* **Your objective**
Transcribe the full listing below exactly.
════════════════
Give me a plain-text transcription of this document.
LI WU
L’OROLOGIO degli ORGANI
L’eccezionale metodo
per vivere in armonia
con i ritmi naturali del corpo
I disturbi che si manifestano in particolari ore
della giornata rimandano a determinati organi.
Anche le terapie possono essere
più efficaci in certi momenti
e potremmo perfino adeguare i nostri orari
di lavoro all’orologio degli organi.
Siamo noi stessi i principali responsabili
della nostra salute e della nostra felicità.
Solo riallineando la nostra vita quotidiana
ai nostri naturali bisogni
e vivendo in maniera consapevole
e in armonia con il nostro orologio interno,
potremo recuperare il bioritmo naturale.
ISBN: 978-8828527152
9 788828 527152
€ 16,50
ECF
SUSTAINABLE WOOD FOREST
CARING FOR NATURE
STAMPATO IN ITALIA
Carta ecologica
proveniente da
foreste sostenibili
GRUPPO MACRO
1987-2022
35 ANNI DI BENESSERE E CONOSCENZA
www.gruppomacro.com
════════════════
* **Output for this task**
Give me a plain-text transcription of this document.
LI WU
L’OROLOGIO degli ORGANI
L’eccezionale metodo
per vivere in armonia
con i ritmi naturali del corpo
I disturbi che si manifestano in particolari ore
della giornata rimandano a determinati organi.
Anche le terapie possono essere
più efficaci in certi momenti
e potremmo perfino adeguare i nostri orari
di lavoro all’orologio degli organi.
Siamo noi stessi i principali responsabili
della nostra salute e della nostra felicità.
Solo riallineando la nostra vita quotidiana
ai nostri naturali bisogni
e vivendo in maniera consapevole
e in armonia con il nostro orologio interno,
potremo recuperare il bioritmo naturale.
ISBN: 978-8828527152
9 788828 527152
€ 16,50
ECF
SUSTAINABLE WOOD FOREST
CARING FOR NATURE
STAMPATO IN ITALIA
Carta ecologica
proveniente da
foreste sostenibili
GRUPPO MACRO
1987-2022
35 ANNI DI BENESSERE E CONOSCENZA
www.gruppomacro.com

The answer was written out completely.